Raw records
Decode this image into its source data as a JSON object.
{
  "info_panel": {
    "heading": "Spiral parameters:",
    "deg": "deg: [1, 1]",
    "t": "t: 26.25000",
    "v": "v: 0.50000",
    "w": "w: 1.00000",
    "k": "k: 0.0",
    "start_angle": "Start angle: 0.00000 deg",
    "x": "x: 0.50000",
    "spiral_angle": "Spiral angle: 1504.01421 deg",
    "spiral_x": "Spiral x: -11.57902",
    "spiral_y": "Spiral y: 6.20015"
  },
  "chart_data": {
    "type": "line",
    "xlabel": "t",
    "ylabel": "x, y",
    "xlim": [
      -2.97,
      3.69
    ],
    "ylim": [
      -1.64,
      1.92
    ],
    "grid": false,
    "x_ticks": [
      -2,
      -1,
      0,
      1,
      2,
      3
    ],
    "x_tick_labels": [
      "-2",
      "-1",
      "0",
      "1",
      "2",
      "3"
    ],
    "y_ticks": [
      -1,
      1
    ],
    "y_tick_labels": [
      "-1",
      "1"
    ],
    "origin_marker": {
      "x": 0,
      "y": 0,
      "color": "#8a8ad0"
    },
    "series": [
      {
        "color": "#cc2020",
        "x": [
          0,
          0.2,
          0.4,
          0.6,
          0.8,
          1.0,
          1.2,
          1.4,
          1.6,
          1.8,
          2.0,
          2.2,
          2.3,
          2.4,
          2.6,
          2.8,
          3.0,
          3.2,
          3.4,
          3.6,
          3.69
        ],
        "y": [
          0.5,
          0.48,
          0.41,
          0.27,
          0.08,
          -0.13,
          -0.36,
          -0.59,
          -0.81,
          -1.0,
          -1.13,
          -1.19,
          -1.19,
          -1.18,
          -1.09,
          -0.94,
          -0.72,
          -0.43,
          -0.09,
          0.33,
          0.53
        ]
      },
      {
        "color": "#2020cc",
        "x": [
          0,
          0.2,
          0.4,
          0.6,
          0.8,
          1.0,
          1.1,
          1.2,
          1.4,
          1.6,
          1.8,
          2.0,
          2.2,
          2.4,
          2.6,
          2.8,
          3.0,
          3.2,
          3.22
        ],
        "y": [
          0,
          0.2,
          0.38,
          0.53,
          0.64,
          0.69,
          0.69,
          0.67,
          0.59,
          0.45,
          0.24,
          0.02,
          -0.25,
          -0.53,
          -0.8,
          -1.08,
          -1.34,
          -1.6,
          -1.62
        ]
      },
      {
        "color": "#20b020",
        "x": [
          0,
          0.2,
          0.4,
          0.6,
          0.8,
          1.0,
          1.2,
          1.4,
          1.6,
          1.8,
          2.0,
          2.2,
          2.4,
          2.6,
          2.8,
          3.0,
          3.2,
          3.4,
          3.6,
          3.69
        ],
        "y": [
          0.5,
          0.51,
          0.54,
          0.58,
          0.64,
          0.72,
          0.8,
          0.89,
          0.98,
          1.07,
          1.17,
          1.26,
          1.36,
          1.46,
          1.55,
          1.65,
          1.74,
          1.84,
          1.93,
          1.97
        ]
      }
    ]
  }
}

TASK DIRECTIONS :: Would you write down every record again, exactly?

COMPLETED EXERCISE ::
Decode this image into its source data as a JSON object.
{
  "info_panel": {
    "heading": "Spiral parameters:",
    "deg": "deg: [1, 1]",
    "t": "t: 26.25000",
    "v": "v: 0.50000",
    "w": "w: 1.00000",
    "k": "k: 0.0",
    "start_angle": "Start angle: 0.00000 deg",
    "x": "x: 0.50000",
    "spiral_angle": "Spiral angle: 1504.01421 deg",
    "spiral_x": "Spiral x: -11.57902",
    "spiral_y": "Spiral y: 6.20015"
  },
  "chart_data": {
    "type": "line",
    "xlabel": "t",
    "ylabel": "x, y",
    "xlim": [
      -2.97,
      3.69
    ],
    "ylim": [
      -1.64,
      1.92
    ],
    "grid": false,
    "x_ticks": [
      -2,
      -1,
      0,
      1,
      2,
      3
    ],
    "x_tick_labels": [
      "-2",
      "-1",
      "0",
      "1",
      "2",
      "3"
    ],
    "y_ticks": [
      -1,
      1
    ],
    "y_tick_labels": [
      "-1",
      "1"
    ],
    "origin_marker": {
      "x": 0,
      "y": 0,
      "color": "#8a8ad0"
    },
    "series": [
      {
        "color": "#cc2020",
        "x": [
          0,
          0.2,
          0.4,
          0.6,
          0.8,
          1.0,
          1.2,
          1.4,
          1.6,
          1.8,
          2.0,
          2.2,
          2.3,
          2.4,
          2.6,
          2.8,
          3.0,
          3.2,
          3.4,
          3.6,
          3.69
        ],
        "y": [
          0.5,
          0.48,
          0.41,
          0.27,
          0.08,
          -0.13,
          -0.36,
          -0.59,
          -0.81,
          -1.0,
          -1.13,
          -1.19,
          -1.19,
          -1.18,
          -1.09,
          -0.94,
          -0.72,
          -0.43,
          -0.09,
          0.33,
          0.53
        ]
      },
      {
        "color": "#2020cc",
        "x": [
          0,
          0.2,
          0.4,
          0.6,
          0.8,
          1.0,
          1.1,
          1.2,
          1.4,
          1.6,
          1.8,
          2.0,
          2.2,
          2.4,
          2.6,
          2.8,
          3.0,
          3.2,
          3.22
        ],
        "y": [
          0,
          0.2,
          0.38,
          0.53,
          0.64,
          0.69,
          0.69,
          0.67,
          0.59,
          0.45,
          0.24,
          0.02,
          -0.25,
          -0.53,
          -0.8,
          -1.08,
          -1.34,
          -1.6,
          -1.62
        ]
      },
      {
        "color": "#20b020",
        "x": [
          0,
          0.2,
          0.4,
          0.6,
          0.8,
          1.0,
          1.2,
          1.4,
          1.6,
          1.8,
          2.0,
          2.2,
          2.4,
          2.6,
          2.8,
          3.0,
          3.2,
          3.4,
          3.6,
          3.69
        ],
        "y": [
          0.5,
          0.51,
          0.54,
          0.58,
          0.64,
          0.72,
          0.8,
          0.89,
          0.98,
          1.07,
          1.17,
          1.26,
          1.36,
          1.46,
          1.55,
          1.65,
          1.74,
          1.84,
          1.93,
          1.97
        ]
      }
    ]
  }
}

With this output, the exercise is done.